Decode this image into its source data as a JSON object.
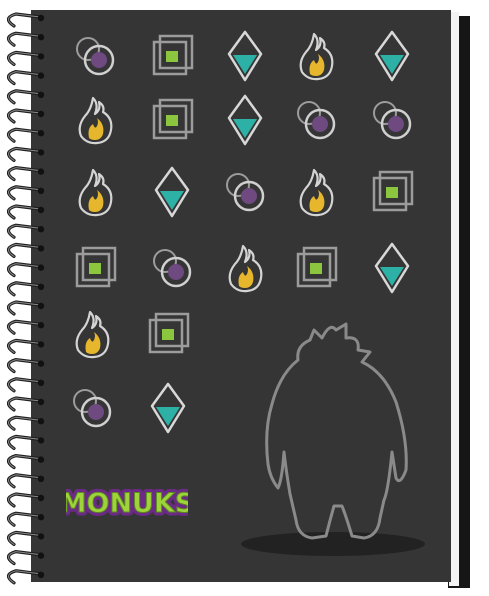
{
  "brand": {
    "logo_text": "MONUKS"
  },
  "colors": {
    "cover": "#353535",
    "cover_edge": "#111111",
    "icon_stroke": "#9c9c9c",
    "purple": "#6e4a80",
    "teal": "#2db1a6",
    "fire_yellow": "#e6b72c",
    "square_green": "#8cc63f",
    "logo_fill": "#9fd33b",
    "logo_outline": "#6b2a86",
    "wire": "#2a2a2a"
  },
  "pattern": {
    "rows": [
      [
        "ring-dot-icon",
        "squares-icon",
        "diamond-icon",
        "flame-icon",
        "diamond-icon"
      ],
      [
        "flame-icon",
        "squares-icon",
        "diamond-icon",
        "ring-dot-icon",
        "ring-dot-icon"
      ],
      [
        "flame-icon",
        "diamond-icon",
        "ring-dot-icon",
        "flame-icon",
        "squares-icon"
      ],
      [
        "squares-icon",
        "ring-dot-icon",
        "flame-icon",
        "squares-icon",
        "diamond-icon"
      ],
      [
        "flame-icon",
        "squares-icon"
      ],
      [
        "ring-dot-icon",
        "diamond-icon"
      ]
    ]
  }
}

**Written instruction**
Exclude the pictures, and transcribe all of the material exactly.

**Output of the exercise**
Decode this image into its source data as a JSON object.
{
  "brand": {
    "logo_text": "MONUKS"
  },
  "colors": {
    "cover": "#353535",
    "cover_edge": "#111111",
    "icon_stroke": "#9c9c9c",
    "purple": "#6e4a80",
    "teal": "#2db1a6",
    "fire_yellow": "#e6b72c",
    "square_green": "#8cc63f",
    "logo_fill": "#9fd33b",
    "logo_outline": "#6b2a86",
    "wire": "#2a2a2a"
  },
  "pattern": {
    "rows": [
      [
        "ring-dot-icon",
        "squares-icon",
        "diamond-icon",
        "flame-icon",
        "diamond-icon"
      ],
      [
        "flame-icon",
        "squares-icon",
        "diamond-icon",
        "ring-dot-icon",
        "ring-dot-icon"
      ],
      [
        "flame-icon",
        "diamond-icon",
        "ring-dot-icon",
        "flame-icon",
        "squares-icon"
      ],
      [
        "squares-icon",
        "ring-dot-icon",
        "flame-icon",
        "squares-icon",
        "diamond-icon"
      ],
      [
        "flame-icon",
        "squares-icon"
      ],
      [
        "ring-dot-icon",
        "diamond-icon"
      ]
    ]
  }
}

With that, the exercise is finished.